### What you need to do
Filter this material down to the lines that hold "anderen", copying each one.

### Data entries
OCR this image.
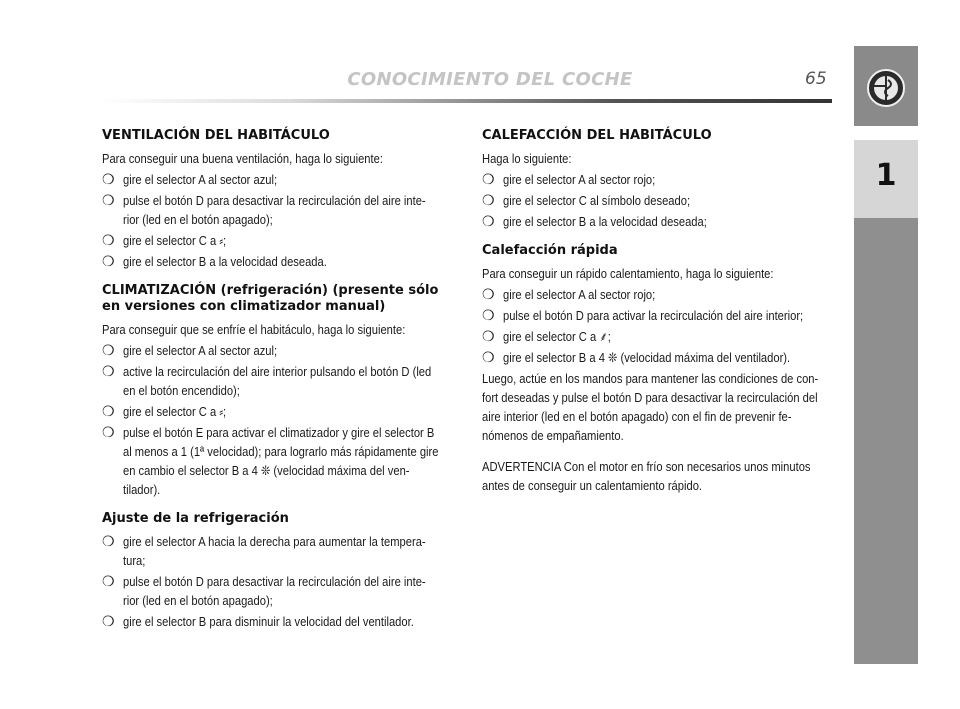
CONOCIMIENTO DEL COCHE	65
1
VENTILACIÓN DEL HABITÁCULO
Para conseguir una buena ventilación, haga lo siguiente:
❍ gire el selector A al sector azul;
❍ pulse el botón D para desactivar la recirculación del aire inte- rior (led en el botón apagado);
❍ gire el selector C a ⸗;
❍ gire el selector B a la velocidad deseada.
CLIMATIZACIÓN (refrigeración) (presente sólo en versiones con climatizador manual)
Para conseguir que se enfríe el habitáculo, haga lo siguiente:
❍ gire el selector A al sector azul;
❍ active la recirculación del aire interior pulsando el botón D (led en el botón encendido);
❍ gire el selector C a ⸗;
❍ pulse el botón E para activar el climatizador y gire el selector B al menos a 1 (1ª velocidad); para lograrlo más rápidamente gire en cambio el selector B a 4 ❊ (velocidad máxima del ven- tilador).
Ajuste de la refrigeración
❍ gire el selector A hacia la derecha para aumentar la tempera- tura;
❍ pulse el botón D para desactivar la recirculación del aire inte- rior (led en el botón apagado);
❍ gire el selector B para disminuir la velocidad del ventilador.
CALEFACCIÓN DEL HABITÁCULO
Haga lo siguiente:
❍ gire el selector A al sector rojo;
❍ gire el selector C al símbolo deseado;
❍ gire el selector B a la velocidad deseada;
Calefacción rápida
Para conseguir un rápido calentamiento, haga lo siguiente:
❍ gire el selector A al sector rojo;
❍ pulse el botón D para activar la recirculación del aire interior;
❍ gire el selector C a ⸙;
❍ gire el selector B a 4 ❊ (velocidad máxima del ventilador).
Luego, actúe en los mandos para mantener las condiciones de con- fort deseadas y pulse el botón D para desactivar la recirculación del aire interior (led en el botón apagado) con el fin de prevenir fe- nómenos de empañamiento.
ADVERTENCIA Con el motor en frío son necesarios unos minutos antes de conseguir un calentamiento rápido.
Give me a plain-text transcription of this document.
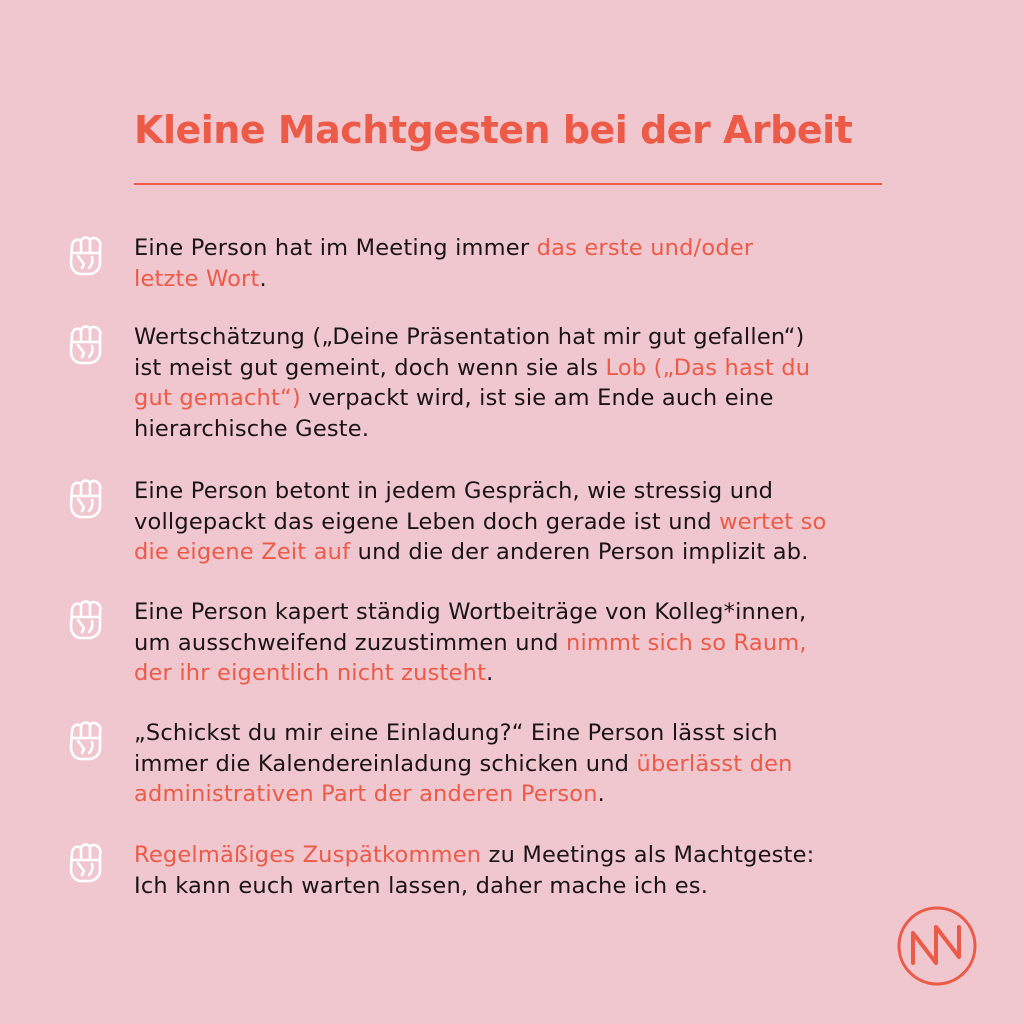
Kleine Machtgesten bei der Arbeit

Eine Person hat im Meeting immer das erste und/oder
letzte Wort.

Wertschätzung („Deine Präsentation hat mir gut gefallen“)
ist meist gut gemeint, doch wenn sie als Lob („Das hast du
gut gemacht“) verpackt wird, ist sie am Ende auch eine
hierarchische Geste.

Eine Person betont in jedem Gespräch, wie stressig und
vollgepackt das eigene Leben doch gerade ist und wertet so
die eigene Zeit auf und die der anderen Person implizit ab.

Eine Person kapert ständig Wortbeiträge von Kolleg*innen,
um ausschweifend zuzustimmen und nimmt sich so Raum,
der ihr eigentlich nicht zusteht.

„Schickst du mir eine Einladung?“ Eine Person lässt sich
immer die Kalendereinladung schicken und überlässt den
administrativen Part der anderen Person.

Regelmäßiges Zuspätkommen zu Meetings als Machtgeste:
Ich kann euch warten lassen, daher mache ich es.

### Result of this exercise
die eigene Zeit auf und die der anderen Person implizit ab.
administrativen Part der anderen Person.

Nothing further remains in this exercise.